#### [Work to do]
Copy out all the records exactly.

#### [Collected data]
○ ○ ○ ○ ○ ○ ○
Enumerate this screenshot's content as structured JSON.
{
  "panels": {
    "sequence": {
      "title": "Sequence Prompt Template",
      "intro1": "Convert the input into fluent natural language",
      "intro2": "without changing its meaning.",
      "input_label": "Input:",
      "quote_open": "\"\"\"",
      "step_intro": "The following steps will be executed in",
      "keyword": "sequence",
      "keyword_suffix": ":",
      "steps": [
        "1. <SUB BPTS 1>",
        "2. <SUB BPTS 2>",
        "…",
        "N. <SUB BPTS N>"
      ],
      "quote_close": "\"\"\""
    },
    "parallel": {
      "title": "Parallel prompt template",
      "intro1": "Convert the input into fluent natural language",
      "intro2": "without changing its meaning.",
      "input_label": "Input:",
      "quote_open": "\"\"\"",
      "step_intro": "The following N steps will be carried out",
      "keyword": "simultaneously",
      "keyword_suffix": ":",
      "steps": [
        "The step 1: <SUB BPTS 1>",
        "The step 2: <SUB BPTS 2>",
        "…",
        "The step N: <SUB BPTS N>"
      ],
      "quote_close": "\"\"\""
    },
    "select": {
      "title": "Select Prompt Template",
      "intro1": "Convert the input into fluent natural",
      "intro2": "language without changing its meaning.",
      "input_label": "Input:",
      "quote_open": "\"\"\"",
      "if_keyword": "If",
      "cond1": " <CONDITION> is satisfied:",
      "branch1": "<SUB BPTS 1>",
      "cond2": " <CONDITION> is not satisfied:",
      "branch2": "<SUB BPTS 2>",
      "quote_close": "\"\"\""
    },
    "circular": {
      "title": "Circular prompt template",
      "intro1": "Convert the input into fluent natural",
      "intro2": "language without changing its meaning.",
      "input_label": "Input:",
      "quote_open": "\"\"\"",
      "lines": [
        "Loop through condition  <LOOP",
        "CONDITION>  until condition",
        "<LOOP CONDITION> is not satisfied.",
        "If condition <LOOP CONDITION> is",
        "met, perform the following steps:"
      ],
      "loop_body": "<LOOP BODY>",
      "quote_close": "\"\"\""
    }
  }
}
○ ○ ○ ○ ○ ○ ○
#### [Complete answer]
Enumerate this screenshot's content as structured JSON.
{
  "panels": {
    "sequence": {
      "title": "Sequence Prompt Template",
      "intro1": "Convert the input into fluent natural language",
      "intro2": "without changing its meaning.",
      "input_label": "Input:",
      "quote_open": "\"\"\"",
      "step_intro": "The following steps will be executed in",
      "keyword": "sequence",
      "keyword_suffix": ":",
      "steps": [
        "1. <SUB BPTS 1>",
        "2. <SUB BPTS 2>",
        "…",
        "N. <SUB BPTS N>"
      ],
      "quote_close": "\"\"\""
    },
    "parallel": {
      "title": "Parallel prompt template",
      "intro1": "Convert the input into fluent natural language",
      "intro2": "without changing its meaning.",
      "input_label": "Input:",
      "quote_open": "\"\"\"",
      "step_intro": "The following N steps will be carried out",
      "keyword": "simultaneously",
      "keyword_suffix": ":",
      "steps": [
        "The step 1: <SUB BPTS 1>",
        "The step 2: <SUB BPTS 2>",
        "…",
        "The step N: <SUB BPTS N>"
      ],
      "quote_close": "\"\"\""
    },
    "select": {
      "title": "Select Prompt Template",
      "intro1": "Convert the input into fluent natural",
      "intro2": "language without changing its meaning.",
      "input_label": "Input:",
      "quote_open": "\"\"\"",
      "if_keyword": "If",
      "cond1": " <CONDITION> is satisfied:",
      "branch1": "<SUB BPTS 1>",
      "cond2": " <CONDITION> is not satisfied:",
      "branch2": "<SUB BPTS 2>",
      "quote_close": "\"\"\""
    },
    "circular": {
      "title": "Circular prompt template",
      "intro1": "Convert the input into fluent natural",
      "intro2": "language without changing its meaning.",
      "input_label": "Input:",
      "quote_open": "\"\"\"",
      "lines": [
        "Loop through condition  <LOOP",
        "CONDITION>  until condition",
        "<LOOP CONDITION> is not satisfied.",
        "If condition <LOOP CONDITION> is",
        "met, perform the following steps:"
      ],
      "loop_body": "<LOOP BODY>",
      "quote_close": "\"\"\""
    }
  }
}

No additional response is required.